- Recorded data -
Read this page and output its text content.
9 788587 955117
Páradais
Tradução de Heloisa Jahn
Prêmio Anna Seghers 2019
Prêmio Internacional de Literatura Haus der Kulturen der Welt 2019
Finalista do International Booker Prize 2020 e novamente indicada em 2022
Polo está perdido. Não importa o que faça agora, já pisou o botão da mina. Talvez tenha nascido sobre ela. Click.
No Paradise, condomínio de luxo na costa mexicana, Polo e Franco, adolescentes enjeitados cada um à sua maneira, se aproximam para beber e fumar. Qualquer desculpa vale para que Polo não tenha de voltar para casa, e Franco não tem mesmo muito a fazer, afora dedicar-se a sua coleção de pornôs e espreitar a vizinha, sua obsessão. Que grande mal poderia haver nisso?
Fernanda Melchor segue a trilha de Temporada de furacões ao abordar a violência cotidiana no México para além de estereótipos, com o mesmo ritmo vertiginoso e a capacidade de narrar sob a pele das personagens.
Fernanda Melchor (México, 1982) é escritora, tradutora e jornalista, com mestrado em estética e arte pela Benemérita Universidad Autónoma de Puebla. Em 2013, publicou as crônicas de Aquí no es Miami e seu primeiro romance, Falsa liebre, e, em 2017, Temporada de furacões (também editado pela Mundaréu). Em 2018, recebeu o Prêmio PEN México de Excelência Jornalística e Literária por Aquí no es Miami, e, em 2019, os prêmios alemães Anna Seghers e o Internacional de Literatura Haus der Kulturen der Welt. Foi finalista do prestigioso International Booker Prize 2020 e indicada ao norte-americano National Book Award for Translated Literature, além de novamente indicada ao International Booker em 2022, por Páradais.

- Brief -
The records above are to be repeated exactly, in their entirety.

- Exercise output -
Read this page and output its text content.
9 788587 955117
Páradais
Tradução de Heloisa Jahn
Prêmio Anna Seghers 2019
Prêmio Internacional de Literatura Haus der Kulturen der Welt 2019
Finalista do International Booker Prize 2020 e novamente indicada em 2022
Polo está perdido. Não importa o que faça agora, já pisou o botão da mina. Talvez tenha nascido sobre ela. Click.
No Paradise, condomínio de luxo na costa mexicana, Polo e Franco, adolescentes enjeitados cada um à sua maneira, se aproximam para beber e fumar. Qualquer desculpa vale para que Polo não tenha de voltar para casa, e Franco não tem mesmo muito a fazer, afora dedicar-se a sua coleção de pornôs e espreitar a vizinha, sua obsessão. Que grande mal poderia haver nisso?
Fernanda Melchor segue a trilha de Temporada de furacões ao abordar a violência cotidiana no México para além de estereótipos, com o mesmo ritmo vertiginoso e a capacidade de narrar sob a pele das personagens.
Fernanda Melchor (México, 1982) é escritora, tradutora e jornalista, com mestrado em estética e arte pela Benemérita Universidad Autónoma de Puebla. Em 2013, publicou as crônicas de Aquí no es Miami e seu primeiro romance, Falsa liebre, e, em 2017, Temporada de furacões (também editado pela Mundaréu). Em 2018, recebeu o Prêmio PEN México de Excelência Jornalística e Literária por Aquí no es Miami, e, em 2019, os prêmios alemães Anna Seghers e o Internacional de Literatura Haus der Kulturen der Welt. Foi finalista do prestigioso International Booker Prize 2020 e indicada ao norte-americano National Book Award for Translated Literature, além de novamente indicada ao International Booker em 2022, por Páradais.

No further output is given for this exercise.